- Objective -
Find the string "this" in the data, then copy every line where it is found.

- Extracted material -
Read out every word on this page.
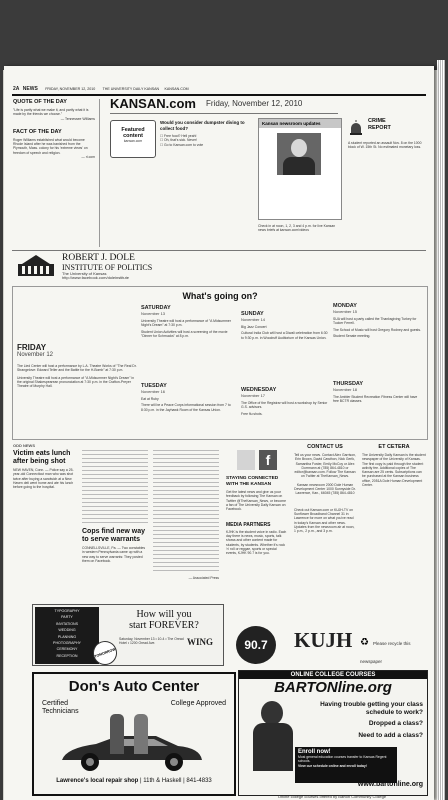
2A NEWS FRIDAY, NOVEMBER 12, 2010 THE UNIVERSITY DAILY KANSAN KANSAN.COM
QUOTE OF THE DAY
"Life is partly what we make it, and partly what it is made by the friends we choose."
— Tennessee Williams
FACT OF THE DAY
Roger Williams established what would become Rhode Island after he was banished from the Plymouth, Mass. colony for his 'extreme views' on freedom of speech and religion.
— ri.com
KANSAN.com Friday, November 12, 2010
Featured content
kansan.com
Would you consider dumpster diving to collect food?
☐ Free food? Hell yeah!
☐ Oh, that's sick. Never!
☐ Go to Kansan.com to vote
Kansan newsroom updates
Check in at noon, 1, 2, 3 and 4 p.m. for live Kansan news briefs at kansan.com/videos
CRIME REPORT
A student reported an assault Nov. 8 on the 1000 block of W. 15th St. No estimated monetary loss.
ROBERT J. DOLE
INSTITUTE OF POLITICS
The University of Kansas
http://www.facebook.com/doleinstitute
What's going on?
FRIDAY
November 12
The Lied Center will host a performance by L.A. Theatre Works of "The Real Dr. Strangelove: Edward Teller and the Battle for the H-Bomb" at 7:30 p.m.
University Theatre will host a performance of "A Midsummer Night's Dream" in the original Shakespearean pronunciation at 7:30 p.m. in the Crafton-Preyer Theatre of Murphy Hall.
SATURDAY
November 13
University Theatre will host a performance of "A Midsummer Night's Dream" at 7:30 p.m.
Student Union Activities will host a screening of the movie "Dinner for Schmucks" at 8 p.m.
SUNDAY
November 14
Big Jazz Concert
Cultural India Club will host a Diwali celebration from 6:30 to 9:30 p.m. in Woodruff Auditorium of the Kansas Union.
MONDAY
November 15
SUA will host a party called the Thanksgiving Turkey for Tucker Ferrell.
The School of Music will host Gregory Rodney and guests.
Student Senate meeting.
TUESDAY
November 16
Eat at Ruby
There will be a Peace Corps informational session from 7 to 8:30 p.m. in the Jayhawk Room of the Kansas Union.
WEDNESDAY
November 17
The Office of the Registrar will host a workshop by Senior G.S. advisors.
Free flu shots.
THURSDAY
November 18
The Ambler Student Recreation Fitness Center will have free BCTR classes.
ODD NEWS
Victim eats lunch after being shot
NEW HAVEN, Conn. — Police say a 25-year-old Connecticut man who was shot twice after buying a sandwich at a New Haven deli went home and ate his lunch before going to the hospital.
Cops find new way to serve warrants
CONNELLSVILLE, Pa. — Two constables in western Pennsylvania came up with a new way to serve warrants: They posted them on Facebook.
— Associated Press
f
STAYING CONNECTED WITH THE KANSAN
Get the latest news and give us your feedback by following The Kansan on Twitter @TheKansan_News, or become a fan of The University Daily Kansan on Facebook.
MEDIA PARTNERS
KJHK is the student voice in radio. Each day there is news, music, sports, talk shows and other content made for students, by students. Whether it's rock 'n' roll or reggae, sports or special events, KJHK 90.7 is for you.
CONTACT US
Tell us your news. Contact Alex Garrison, Erin Brown, David Cawthon, Nick Gerik, Samantha Foster, Emily McCoy or Alex Dorrmann at (785) 864-4810 or editor@kansan.com. Follow The Kansan on Twitter at TheKansan_News.
Kansan newsroom 2000 Dole Human Development Center 1000 Sunnyside Dr. Lawrence, Kan., 66045 (785) 864-4810
Check out Kansan.com or KUJH-TV on Sunflower Broadband Channel 31 in Lawrence for more on what you've read in today's Kansan and other news. Updates from the newsroom air at noon, 1 p.m., 2 p.m., and 3 p.m.
ET CETERA
The University Daily Kansan is the student newspaper of the University of Kansas. The first copy is paid through the student activity fee. Additional copies of The Kansan are 25 cents. Subscriptions can be purchased at the Kansan business office, 2051A Dole Human Development Center.
90.7	KUJH ♻ Please recycle this newspaper
TYPOGRAPHY
PARTY
INVITATIONS
WEDDING
PLANNING
PHOTOGRAPHY
CEREMONY
RECEPTION	TOMORROW
How will you
start FOREVER?
Saturday, November 13 • 10-4 • The Oread Hotel • 1200 Oread Ave.	WING
Don's Auto Center
Certified Technicians
College Approved
Lawrence's local repair shop | 11th & Haskell | 841-4833
ONLINE COLLEGE COURSES
BARTONline.org
Having trouble getting your class schedule to work?
Dropped a class?
Need to add a class?
Enroll now!
Most general education courses transfer to Kansas Regent schools.
View our schedule online and enroll today!
www.bartonline.org
Online college courses offered by Barton Community College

- Reply -
Read out every word on this page.
90.7	KUJH ♻ Please recycle this newspaper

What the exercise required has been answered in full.